**Set task**
Copy all of the material below line for line, without changing a character, and leave out the pictures.

**Records for the exercise**
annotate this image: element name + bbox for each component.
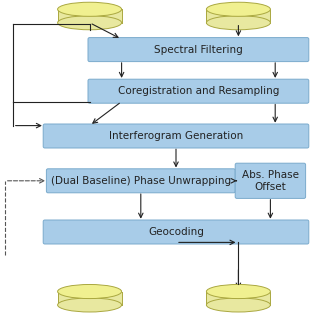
- Ellipse shape: [206, 16, 270, 30]
- Ellipse shape: [206, 284, 270, 299]
- Ellipse shape: [58, 298, 122, 312]
- FancyBboxPatch shape: [43, 220, 309, 244]
- Ellipse shape: [58, 16, 122, 30]
- FancyBboxPatch shape: [46, 169, 235, 193]
- Text: Abs. Phase
Offset: Abs. Phase Offset: [242, 170, 299, 192]
- Text: Interferogram Generation: Interferogram Generation: [109, 131, 243, 141]
- Ellipse shape: [206, 298, 270, 312]
- Text: Coregistration and Resampling: Coregistration and Resampling: [118, 86, 279, 96]
- Ellipse shape: [58, 284, 122, 299]
- FancyBboxPatch shape: [43, 124, 309, 148]
- Ellipse shape: [206, 2, 270, 16]
- Ellipse shape: [58, 2, 122, 16]
- Bar: [206, 292, 270, 305]
- Text: Geocoding: Geocoding: [148, 227, 204, 237]
- Bar: [206, 9, 270, 23]
- Bar: [58, 292, 122, 305]
- FancyBboxPatch shape: [88, 79, 309, 103]
- FancyBboxPatch shape: [235, 163, 306, 198]
- Text: (Dual Baseline) Phase Unwrapping: (Dual Baseline) Phase Unwrapping: [51, 176, 231, 186]
- Text: Spectral Filtering: Spectral Filtering: [154, 44, 243, 55]
- Bar: [58, 9, 122, 23]
- FancyBboxPatch shape: [88, 38, 309, 61]
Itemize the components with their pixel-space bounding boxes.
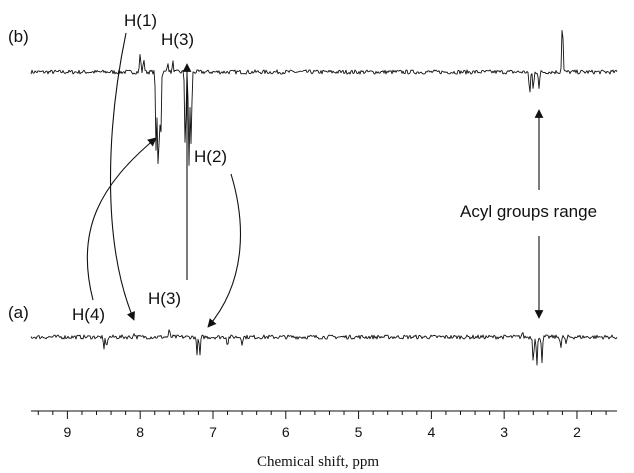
annotation-h2: H(2) [194,147,227,166]
x-tick-label: 5 [355,424,363,440]
arrow-h1 [109,32,135,321]
annotation-acyl-range: Acyl groups range [460,202,597,221]
x-tick-label: 2 [573,424,581,440]
x-tick-label: 8 [136,424,144,440]
panel-label-b: (b) [8,27,29,46]
x-tick-label: 9 [63,424,71,440]
arrow-h2 [207,173,241,328]
x-axis-tick-labels: 9 8 7 6 5 4 3 2 [63,424,581,440]
x-tick-label: 4 [427,424,435,440]
x-axis-ticks [37,411,607,419]
x-tick-label: 6 [282,424,290,440]
x-tick-label: 3 [500,424,508,440]
annotation-h3-a: H(3) [148,289,181,308]
annotation-h4: H(4) [72,305,105,324]
annotation-h3-b: H(3) [161,30,194,49]
x-tick-label: 7 [209,424,217,440]
panel-label-a: (a) [8,303,29,322]
spectrum-trace-b [30,30,618,166]
annotation-h1: H(1) [124,11,157,30]
x-axis-label: Chemical shift, ppm [257,454,379,470]
arrow-h4 [86,137,157,301]
spectrum-trace-a [30,329,618,366]
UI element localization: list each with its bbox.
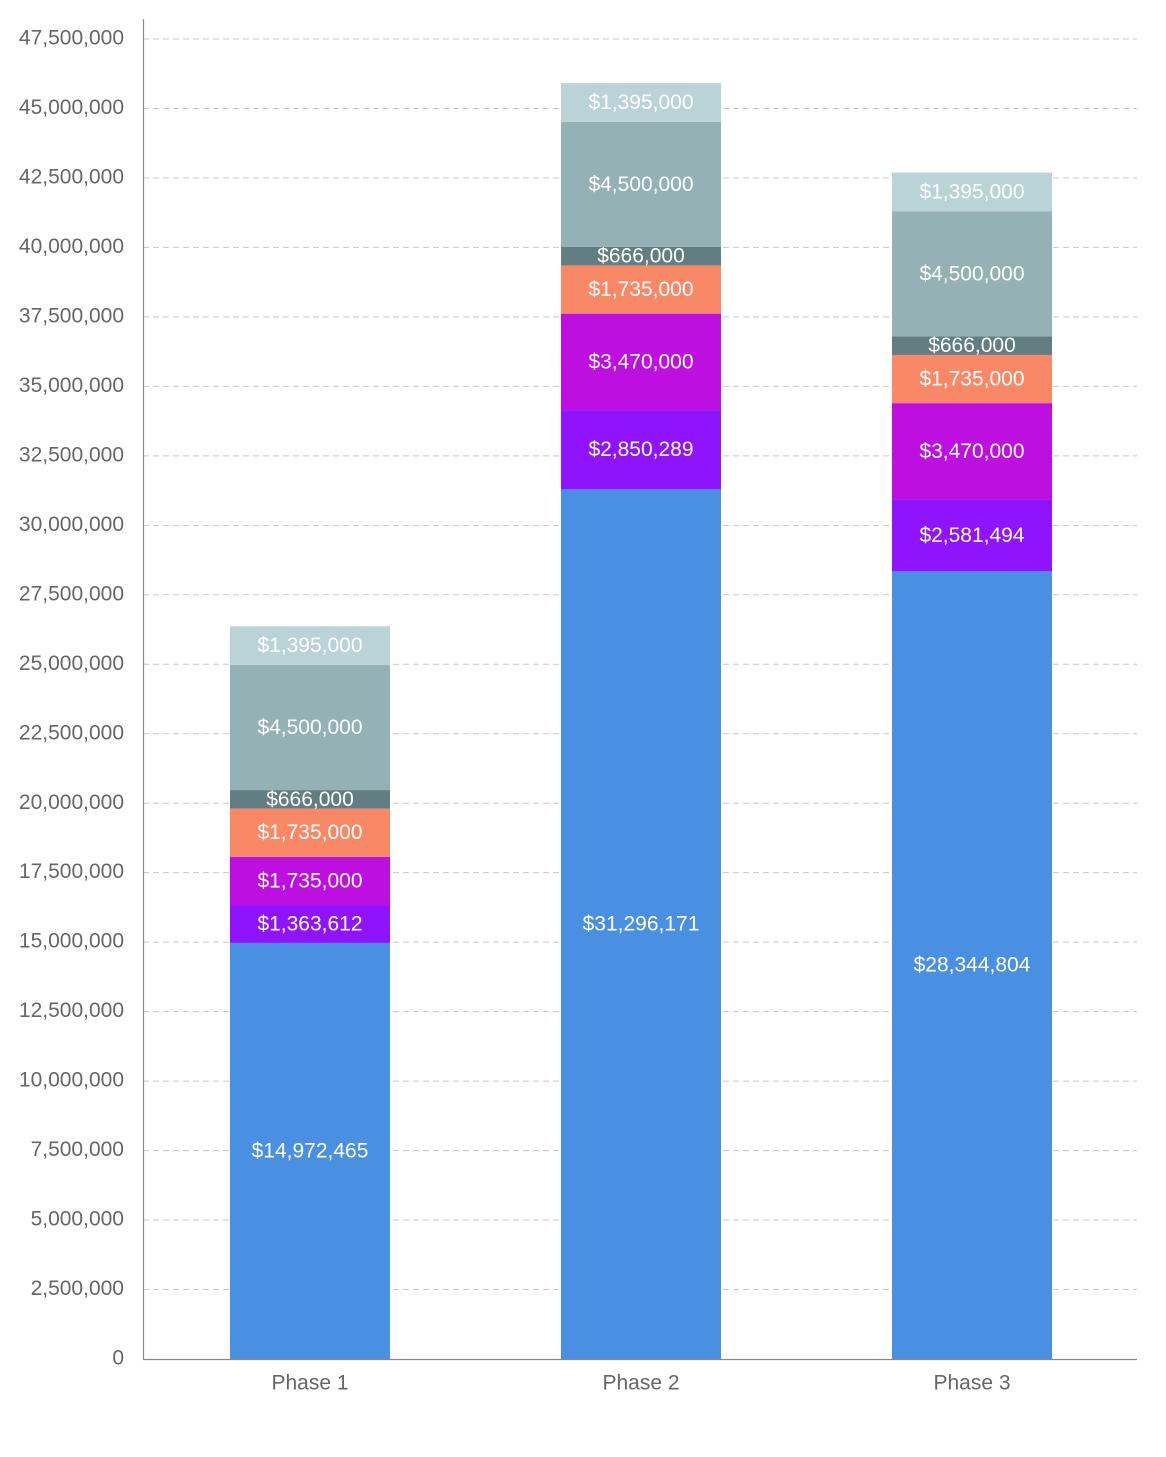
bar-segment <box>561 83 721 122</box>
bar-segment <box>561 313 721 411</box>
y-tick-label: 17,500,000 <box>19 860 124 883</box>
bar-segment-label: $1,395,000 <box>919 180 1024 203</box>
bar-stack-3: $28,344,804 $2,581,494 $3,470,000 $1,735,00… <box>892 172 1052 1359</box>
y-tick-label: 10,000,000 <box>19 1069 124 1092</box>
bar-segment-label: $4,500,000 <box>257 716 362 739</box>
y-tick-label: 7,500,000 <box>31 1138 124 1161</box>
y-tick-label: 27,500,000 <box>19 582 124 605</box>
y-tick-label: 20,000,000 <box>19 791 124 814</box>
x-category-label: Phase 1 <box>271 1372 348 1395</box>
y-tick-label: 40,000,000 <box>19 235 124 258</box>
y-tick-label: 12,500,000 <box>19 999 124 1022</box>
y-tick-label: 22,500,000 <box>19 721 124 744</box>
y-tick-label: 45,000,000 <box>19 96 124 119</box>
bar-segment-label: $1,735,000 <box>919 368 1024 391</box>
bar-segment <box>892 499 1052 572</box>
bar-segment <box>230 942 390 1359</box>
bar-segment <box>892 211 1052 337</box>
bar-segment <box>892 354 1052 404</box>
y-tick-label: 35,000,000 <box>19 374 124 397</box>
bar-segment <box>892 571 1052 1359</box>
bar-segment-label: $1,395,000 <box>588 91 693 114</box>
bar-stack-1: $14,972,465 $1,363,612 $1,735,000 $1,735,00… <box>230 626 390 1359</box>
bar-segment-label: $2,850,289 <box>588 438 693 461</box>
y-tick-label: 2,500,000 <box>31 1277 124 1300</box>
y-tick-label: 30,000,000 <box>19 513 124 536</box>
bar-segment <box>561 410 721 490</box>
bar-segment-label: $1,363,612 <box>257 912 362 935</box>
bar-segment <box>892 172 1052 212</box>
bar-stack-2: $31,296,171 $2,850,289 $3,470,000 $1,735,00… <box>561 83 721 1359</box>
x-category-label: Phase 2 <box>602 1372 679 1395</box>
y-tick-label: 0 <box>112 1347 124 1370</box>
bar-segment <box>230 808 390 857</box>
bar-segment <box>230 790 390 809</box>
y-tick-label: 25,000,000 <box>19 652 124 675</box>
bar-segment-label: $14,972,465 <box>252 1139 369 1162</box>
bar-segment-label: $666,000 <box>266 788 354 811</box>
bar-segment-label: $4,500,000 <box>588 173 693 196</box>
bar-segment-label: $1,735,000 <box>257 821 362 844</box>
bar-segment-label: $3,470,000 <box>588 350 693 373</box>
bar-segment <box>561 246 721 266</box>
y-tick-label: 42,500,000 <box>19 165 124 188</box>
y-tick-label: 15,000,000 <box>19 930 124 953</box>
bar-segment-label: $666,000 <box>928 334 1016 357</box>
bar-segment-label: $1,735,000 <box>257 869 362 892</box>
bar-segment-label: $28,344,804 <box>914 954 1031 977</box>
y-tick-label: 32,500,000 <box>19 443 124 466</box>
bar-segment-label: $1,735,000 <box>588 278 693 301</box>
x-category-label: Phase 3 <box>933 1372 1010 1395</box>
bar-segment-label: $2,581,494 <box>919 524 1024 547</box>
bars: $14,972,465 $1,363,612 $1,735,000 $1,735,00… <box>230 83 1052 1359</box>
bar-segment <box>230 626 390 666</box>
bar-segment <box>892 336 1052 355</box>
bar-segment <box>230 905 390 943</box>
bar-segment <box>230 665 390 791</box>
x-axis-categories: Phase 1 Phase 2 Phase 3 <box>271 1372 1010 1395</box>
bar-segment <box>561 121 721 247</box>
bar-segment-label: $4,500,000 <box>919 262 1024 285</box>
bar-segment <box>561 265 721 314</box>
axes <box>142 19 1137 1361</box>
bar-segment-label: $666,000 <box>597 245 685 268</box>
bar-segment <box>561 489 721 1359</box>
y-tick-label: 47,500,000 <box>19 27 124 50</box>
bar-segment-label: $1,395,000 <box>257 634 362 657</box>
y-tick-label: 37,500,000 <box>19 304 124 327</box>
bar-segment-label: $3,470,000 <box>919 440 1024 463</box>
bar-segment-label: $31,296,171 <box>583 913 700 936</box>
bar-segment <box>892 403 1052 500</box>
y-tick-label: 5,000,000 <box>31 1208 124 1231</box>
y-axis-ticks: 0 2,500,000 5,000,000 7,500,000 10,000,000 12… <box>19 27 124 1370</box>
bar-segment <box>230 856 390 906</box>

**Solution for this task**
annotate this image: element name + bbox for each component.
- Ellipse shape: [206, 16, 270, 30]
- Ellipse shape: [206, 284, 270, 299]
- Ellipse shape: [58, 298, 122, 312]
- FancyBboxPatch shape: [43, 220, 309, 244]
- Ellipse shape: [58, 16, 122, 30]
- FancyBboxPatch shape: [46, 169, 235, 193]
- Text: Abs. Phase
Offset: Abs. Phase Offset: [242, 170, 299, 192]
- Text: Interferogram Generation: Interferogram Generation: [109, 131, 243, 141]
- Ellipse shape: [206, 298, 270, 312]
- Text: Coregistration and Resampling: Coregistration and Resampling: [118, 86, 279, 96]
- Ellipse shape: [58, 284, 122, 299]
- FancyBboxPatch shape: [43, 124, 309, 148]
- Ellipse shape: [206, 2, 270, 16]
- Ellipse shape: [58, 2, 122, 16]
- Bar: [206, 292, 270, 305]
- Text: Geocoding: Geocoding: [148, 227, 204, 237]
- Bar: [206, 9, 270, 23]
- Bar: [58, 292, 122, 305]
- FancyBboxPatch shape: [88, 79, 309, 103]
- FancyBboxPatch shape: [235, 163, 306, 198]
- Text: (Dual Baseline) Phase Unwrapping: (Dual Baseline) Phase Unwrapping: [51, 176, 231, 186]
- Text: Spectral Filtering: Spectral Filtering: [154, 44, 243, 55]
- Bar: [58, 9, 122, 23]
- FancyBboxPatch shape: [88, 38, 309, 61]
Itemize the components with their pixel-space bounding boxes.
annotation-h2: H(2) [194,147,227,166]
x-tick-label: 5 [355,424,363,440]
arrow-h1 [109,32,135,321]
annotation-acyl-range: Acyl groups range [460,202,597,221]
x-tick-label: 2 [573,424,581,440]
x-tick-label: 8 [136,424,144,440]
panel-label-b: (b) [8,27,29,46]
x-tick-label: 9 [63,424,71,440]
arrow-h2 [207,173,241,328]
x-axis-tick-labels: 9 8 7 6 5 4 3 2 [63,424,581,440]
x-tick-label: 4 [427,424,435,440]
x-axis-ticks [37,411,607,419]
x-tick-label: 6 [282,424,290,440]
x-tick-label: 3 [500,424,508,440]
annotation-h3-a: H(3) [148,289,181,308]
annotation-h4: H(4) [72,305,105,324]
annotation-h3-b: H(3) [161,30,194,49]
x-tick-label: 7 [209,424,217,440]
panel-label-a: (a) [8,303,29,322]
spectrum-trace-b [30,30,618,166]
annotation-h1: H(1) [124,11,157,30]
x-axis-label: Chemical shift, ppm [257,454,379,470]
arrow-h4 [86,137,157,301]
spectrum-trace-a [30,329,618,366]
UI element localization: list each with its bbox.
bar-segment <box>561 83 721 122</box>
bar-segment <box>561 313 721 411</box>
y-tick-label: 17,500,000 <box>19 860 124 883</box>
bar-segment-label: $1,395,000 <box>919 180 1024 203</box>
bar-stack-3: $28,344,804 $2,581,494 $3,470,000 $1,735,00… <box>892 172 1052 1359</box>
y-tick-label: 10,000,000 <box>19 1069 124 1092</box>
bar-segment-label: $4,500,000 <box>257 716 362 739</box>
y-tick-label: 7,500,000 <box>31 1138 124 1161</box>
y-tick-label: 27,500,000 <box>19 582 124 605</box>
y-tick-label: 20,000,000 <box>19 791 124 814</box>
x-category-label: Phase 1 <box>271 1372 348 1395</box>
y-tick-label: 40,000,000 <box>19 235 124 258</box>
y-tick-label: 12,500,000 <box>19 999 124 1022</box>
y-tick-label: 22,500,000 <box>19 721 124 744</box>
y-tick-label: 45,000,000 <box>19 96 124 119</box>
bar-segment-label: $1,735,000 <box>919 368 1024 391</box>
bar-segment <box>892 499 1052 572</box>
bar-segment <box>230 942 390 1359</box>
bar-segment <box>892 211 1052 337</box>
bar-segment <box>892 354 1052 404</box>
y-tick-label: 35,000,000 <box>19 374 124 397</box>
bar-segment <box>892 571 1052 1359</box>
bar-segment-label: $1,395,000 <box>588 91 693 114</box>
bar-stack-1: $14,972,465 $1,363,612 $1,735,000 $1,735,00… <box>230 626 390 1359</box>
bar-segment-label: $2,850,289 <box>588 438 693 461</box>
y-tick-label: 2,500,000 <box>31 1277 124 1300</box>
y-tick-label: 30,000,000 <box>19 513 124 536</box>
bar-segment <box>561 410 721 490</box>
bar-segment-label: $1,363,612 <box>257 912 362 935</box>
bar-segment <box>892 172 1052 212</box>
bar-stack-2: $31,296,171 $2,850,289 $3,470,000 $1,735,00… <box>561 83 721 1359</box>
x-category-label: Phase 2 <box>602 1372 679 1395</box>
y-tick-label: 0 <box>112 1347 124 1370</box>
bar-segment <box>230 808 390 857</box>
bar-segment <box>230 790 390 809</box>
y-tick-label: 25,000,000 <box>19 652 124 675</box>
bar-segment-label: $14,972,465 <box>252 1139 369 1162</box>
bar-segment-label: $666,000 <box>266 788 354 811</box>
bar-segment-label: $4,500,000 <box>588 173 693 196</box>
bar-segment-label: $1,735,000 <box>257 821 362 844</box>
bar-segment-label: $3,470,000 <box>588 350 693 373</box>
bar-segment <box>561 246 721 266</box>
y-tick-label: 42,500,000 <box>19 165 124 188</box>
y-tick-label: 15,000,000 <box>19 930 124 953</box>
bar-segment-label: $666,000 <box>928 334 1016 357</box>
bar-segment-label: $1,735,000 <box>257 869 362 892</box>
bar-segment-label: $28,344,804 <box>914 954 1031 977</box>
y-tick-label: 32,500,000 <box>19 443 124 466</box>
bar-segment-label: $1,735,000 <box>588 278 693 301</box>
x-category-label: Phase 3 <box>933 1372 1010 1395</box>
bar-segment-label: $2,581,494 <box>919 524 1024 547</box>
bars: $14,972,465 $1,363,612 $1,735,000 $1,735,00… <box>230 83 1052 1359</box>
bar-segment <box>230 626 390 666</box>
bar-segment <box>892 336 1052 355</box>
bar-segment <box>230 905 390 943</box>
bar-segment <box>230 665 390 791</box>
x-axis-categories: Phase 1 Phase 2 Phase 3 <box>271 1372 1010 1395</box>
bar-segment <box>561 121 721 247</box>
bar-segment-label: $4,500,000 <box>919 262 1024 285</box>
bar-segment <box>561 265 721 314</box>
axes <box>142 19 1137 1361</box>
bar-segment-label: $666,000 <box>597 245 685 268</box>
bar-segment <box>561 489 721 1359</box>
y-tick-label: 47,500,000 <box>19 27 124 50</box>
bar-segment-label: $1,395,000 <box>257 634 362 657</box>
y-tick-label: 37,500,000 <box>19 304 124 327</box>
bar-segment-label: $3,470,000 <box>919 440 1024 463</box>
bar-segment-label: $31,296,171 <box>583 913 700 936</box>
bar-segment <box>892 403 1052 500</box>
y-tick-label: 5,000,000 <box>31 1208 124 1231</box>
y-axis-ticks: 0 2,500,000 5,000,000 7,500,000 10,000,000 12… <box>19 27 124 1370</box>
bar-segment <box>230 856 390 906</box>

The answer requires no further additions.